Exercise directions
Extract the lines that carry the string "this" from the listing.

## begin Data shown

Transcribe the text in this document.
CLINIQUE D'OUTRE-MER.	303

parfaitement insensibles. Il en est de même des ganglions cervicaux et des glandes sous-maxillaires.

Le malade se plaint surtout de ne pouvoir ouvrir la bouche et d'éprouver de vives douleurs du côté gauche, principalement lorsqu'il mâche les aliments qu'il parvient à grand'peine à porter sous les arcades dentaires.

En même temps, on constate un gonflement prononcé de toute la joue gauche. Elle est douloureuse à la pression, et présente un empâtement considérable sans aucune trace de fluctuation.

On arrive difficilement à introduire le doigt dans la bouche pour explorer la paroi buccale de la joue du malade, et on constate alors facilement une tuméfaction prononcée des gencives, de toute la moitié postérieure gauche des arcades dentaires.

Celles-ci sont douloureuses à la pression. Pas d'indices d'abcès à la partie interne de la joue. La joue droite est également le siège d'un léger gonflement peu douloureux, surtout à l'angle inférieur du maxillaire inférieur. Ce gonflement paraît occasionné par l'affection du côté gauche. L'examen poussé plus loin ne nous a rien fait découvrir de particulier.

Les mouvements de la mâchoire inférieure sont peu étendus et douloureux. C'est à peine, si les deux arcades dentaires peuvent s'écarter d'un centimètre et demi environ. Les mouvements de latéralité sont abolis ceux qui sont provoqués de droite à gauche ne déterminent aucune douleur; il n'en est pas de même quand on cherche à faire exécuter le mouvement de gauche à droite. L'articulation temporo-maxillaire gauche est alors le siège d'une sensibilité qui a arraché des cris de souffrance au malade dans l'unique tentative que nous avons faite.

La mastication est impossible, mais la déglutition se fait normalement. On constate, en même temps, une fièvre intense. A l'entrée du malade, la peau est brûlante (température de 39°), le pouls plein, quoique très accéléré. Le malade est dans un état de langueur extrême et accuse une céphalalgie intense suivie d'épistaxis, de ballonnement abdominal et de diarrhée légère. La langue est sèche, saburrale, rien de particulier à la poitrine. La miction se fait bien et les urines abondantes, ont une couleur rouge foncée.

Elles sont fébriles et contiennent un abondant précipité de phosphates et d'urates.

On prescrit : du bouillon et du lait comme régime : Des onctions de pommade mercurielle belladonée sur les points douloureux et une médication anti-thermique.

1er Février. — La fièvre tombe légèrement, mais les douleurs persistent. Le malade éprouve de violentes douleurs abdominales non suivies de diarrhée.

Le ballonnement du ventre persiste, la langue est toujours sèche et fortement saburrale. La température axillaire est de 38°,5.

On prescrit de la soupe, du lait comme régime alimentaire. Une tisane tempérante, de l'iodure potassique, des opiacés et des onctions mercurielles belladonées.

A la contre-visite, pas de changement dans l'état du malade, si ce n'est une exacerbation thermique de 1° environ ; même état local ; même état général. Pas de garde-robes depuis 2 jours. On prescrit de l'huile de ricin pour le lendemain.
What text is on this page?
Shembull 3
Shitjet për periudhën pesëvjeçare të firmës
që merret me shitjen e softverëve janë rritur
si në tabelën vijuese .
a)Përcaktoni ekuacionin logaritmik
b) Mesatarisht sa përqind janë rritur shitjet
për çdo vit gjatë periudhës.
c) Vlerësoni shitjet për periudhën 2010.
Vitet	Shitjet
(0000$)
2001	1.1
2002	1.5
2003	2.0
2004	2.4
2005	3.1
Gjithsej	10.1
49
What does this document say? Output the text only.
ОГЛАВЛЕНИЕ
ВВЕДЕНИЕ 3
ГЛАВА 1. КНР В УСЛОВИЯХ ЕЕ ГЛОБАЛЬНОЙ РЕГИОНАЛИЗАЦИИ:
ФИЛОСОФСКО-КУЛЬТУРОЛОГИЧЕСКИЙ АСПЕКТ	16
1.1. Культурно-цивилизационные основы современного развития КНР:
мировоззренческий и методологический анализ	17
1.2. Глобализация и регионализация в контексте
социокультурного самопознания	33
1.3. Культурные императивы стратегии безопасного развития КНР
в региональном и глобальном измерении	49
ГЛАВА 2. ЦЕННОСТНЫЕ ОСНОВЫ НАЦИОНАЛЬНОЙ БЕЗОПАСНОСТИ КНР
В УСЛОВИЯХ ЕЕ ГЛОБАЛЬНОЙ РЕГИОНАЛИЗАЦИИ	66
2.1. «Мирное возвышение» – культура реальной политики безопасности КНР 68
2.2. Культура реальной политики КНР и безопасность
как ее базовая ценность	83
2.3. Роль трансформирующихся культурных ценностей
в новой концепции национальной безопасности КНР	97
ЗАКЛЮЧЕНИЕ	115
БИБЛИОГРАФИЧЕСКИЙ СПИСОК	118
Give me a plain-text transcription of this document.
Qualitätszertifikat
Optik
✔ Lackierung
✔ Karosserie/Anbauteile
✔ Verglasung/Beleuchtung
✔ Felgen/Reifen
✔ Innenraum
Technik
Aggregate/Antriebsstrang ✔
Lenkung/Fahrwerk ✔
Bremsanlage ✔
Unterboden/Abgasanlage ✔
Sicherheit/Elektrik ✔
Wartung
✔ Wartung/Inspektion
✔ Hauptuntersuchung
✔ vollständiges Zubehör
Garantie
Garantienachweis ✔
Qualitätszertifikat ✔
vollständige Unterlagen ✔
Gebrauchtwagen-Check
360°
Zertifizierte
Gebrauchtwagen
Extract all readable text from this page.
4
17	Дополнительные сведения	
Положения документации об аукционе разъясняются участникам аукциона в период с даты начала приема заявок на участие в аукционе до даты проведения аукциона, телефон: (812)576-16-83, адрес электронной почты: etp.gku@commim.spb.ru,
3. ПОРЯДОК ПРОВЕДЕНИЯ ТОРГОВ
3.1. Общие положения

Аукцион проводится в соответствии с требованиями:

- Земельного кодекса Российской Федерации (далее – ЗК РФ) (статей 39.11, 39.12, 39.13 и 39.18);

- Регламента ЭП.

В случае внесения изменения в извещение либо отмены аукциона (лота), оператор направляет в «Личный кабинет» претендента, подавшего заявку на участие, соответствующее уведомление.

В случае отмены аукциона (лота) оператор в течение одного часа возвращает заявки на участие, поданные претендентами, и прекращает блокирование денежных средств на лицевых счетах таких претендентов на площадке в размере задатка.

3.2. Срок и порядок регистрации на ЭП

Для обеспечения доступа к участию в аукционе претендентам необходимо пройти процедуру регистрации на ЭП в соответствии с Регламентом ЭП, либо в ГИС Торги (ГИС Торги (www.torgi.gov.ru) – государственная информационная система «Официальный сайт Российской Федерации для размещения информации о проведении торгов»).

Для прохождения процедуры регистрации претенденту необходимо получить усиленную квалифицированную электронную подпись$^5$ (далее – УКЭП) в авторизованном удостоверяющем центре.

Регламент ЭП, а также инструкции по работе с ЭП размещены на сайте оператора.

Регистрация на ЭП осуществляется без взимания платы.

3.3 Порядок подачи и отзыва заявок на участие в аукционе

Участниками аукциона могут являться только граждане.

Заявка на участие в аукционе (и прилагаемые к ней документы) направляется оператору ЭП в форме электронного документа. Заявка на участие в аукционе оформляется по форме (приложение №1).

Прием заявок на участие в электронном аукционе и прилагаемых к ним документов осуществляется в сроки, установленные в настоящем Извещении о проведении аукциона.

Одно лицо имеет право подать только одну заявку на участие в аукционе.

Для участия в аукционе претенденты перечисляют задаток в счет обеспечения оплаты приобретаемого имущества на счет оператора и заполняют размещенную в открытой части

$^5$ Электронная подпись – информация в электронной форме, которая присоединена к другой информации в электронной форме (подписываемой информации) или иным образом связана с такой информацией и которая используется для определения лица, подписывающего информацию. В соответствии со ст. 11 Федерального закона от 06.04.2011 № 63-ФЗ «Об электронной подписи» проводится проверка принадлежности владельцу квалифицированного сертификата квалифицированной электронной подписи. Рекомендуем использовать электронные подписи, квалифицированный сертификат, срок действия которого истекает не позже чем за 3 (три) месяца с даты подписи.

## end Data shown

Correct result
Transcribe the text in this document.
What text is on this page?
What does this document say? Output the text only.
Give me a plain-text transcription of this document.
Extract all readable text from this page.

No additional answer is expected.